** Begin THE INPUT **
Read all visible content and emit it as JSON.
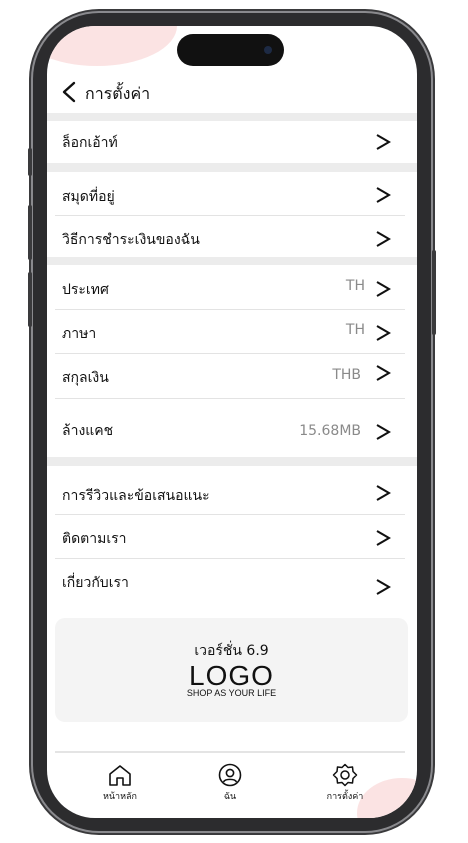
{
  "header": {
    "title": "การตั้งค่า",
    "back_icon": "chevron-left-icon"
  },
  "settings": {
    "logout": {
      "label": "ล็อกเอ้าท์"
    },
    "address_book": {
      "label": "สมุดที่อยู่"
    },
    "payment_methods": {
      "label": "วิธีการชำระเงินของฉัน"
    },
    "country": {
      "label": "ประเทศ",
      "value": "TH"
    },
    "language": {
      "label": "ภาษา",
      "value": "TH"
    },
    "currency": {
      "label": "สกุลเงิน",
      "value": "THB"
    },
    "clear_cache": {
      "label": "ล้างแคช",
      "value": "15.68MB"
    },
    "reviews_feedback": {
      "label": "การรีวิวและข้อเสนอแนะ"
    },
    "follow_us": {
      "label": "ติดตามเรา"
    },
    "about_us": {
      "label": "เกี่ยวกับเรา"
    },
    "chevron": ">"
  },
  "version_card": {
    "version": "เวอร์ชั่น 6.9",
    "logo": "LOGO",
    "slogan": "SHOP AS YOUR LIFE"
  },
  "tabbar": {
    "tabs": [
      {
        "label": "หน้าหลัก",
        "icon": "home-icon"
      },
      {
        "label": "ฉัน",
        "icon": "user-icon"
      },
      {
        "label": "การตั้งค่า",
        "icon": "gear-icon"
      }
    ]
  },
  "colors": {
    "accent_blob": "#fbe3e3",
    "separator": "#ececec",
    "muted_text": "#8a8a8a"
  }
}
** End THE INPUT **
PROBLEM DESCRIPTION: Reply with one number: the count of lines in the entries that include the word "value".

CORRECT ANSWER: 4